Return every line below as is, leaving out the pictures.

● Records supplied:
- - -
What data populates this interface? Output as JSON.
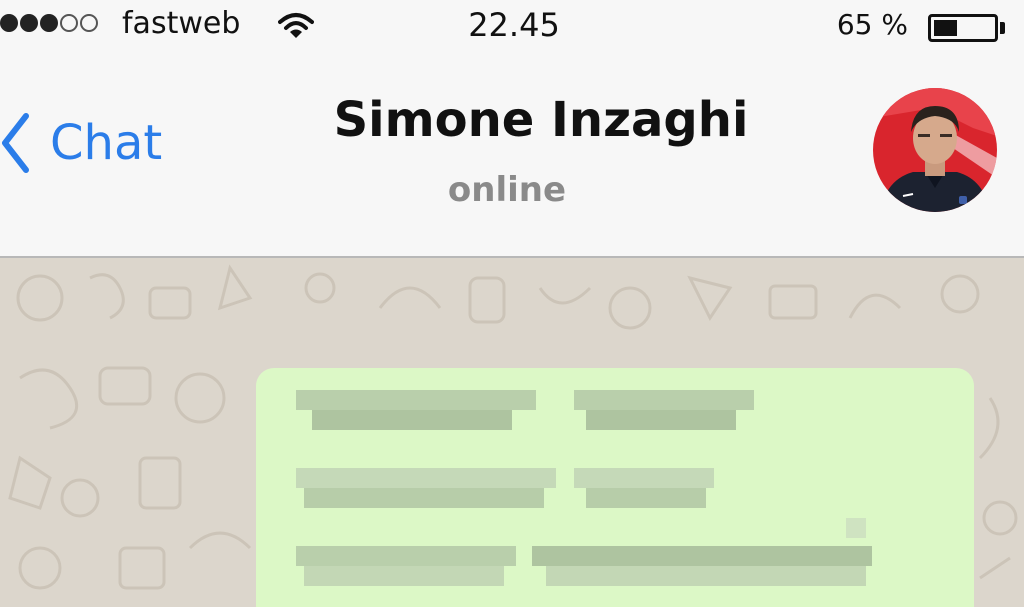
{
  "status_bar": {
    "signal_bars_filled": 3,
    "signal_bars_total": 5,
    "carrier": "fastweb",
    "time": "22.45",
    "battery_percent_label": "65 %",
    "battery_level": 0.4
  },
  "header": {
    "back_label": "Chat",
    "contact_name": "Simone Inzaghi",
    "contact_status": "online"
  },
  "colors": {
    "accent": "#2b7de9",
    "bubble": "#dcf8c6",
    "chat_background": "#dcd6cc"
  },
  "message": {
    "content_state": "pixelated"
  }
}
- - -
● Task result:
What data populates this interface? Output as JSON.
{
  "status_bar": {
    "signal_bars_filled": 3,
    "signal_bars_total": 5,
    "carrier": "fastweb",
    "time": "22.45",
    "battery_percent_label": "65 %",
    "battery_level": 0.4
  },
  "header": {
    "back_label": "Chat",
    "contact_name": "Simone Inzaghi",
    "contact_status": "online"
  },
  "colors": {
    "accent": "#2b7de9",
    "bubble": "#dcf8c6",
    "chat_background": "#dcd6cc"
  },
  "message": {
    "content_state": "pixelated"
  }
}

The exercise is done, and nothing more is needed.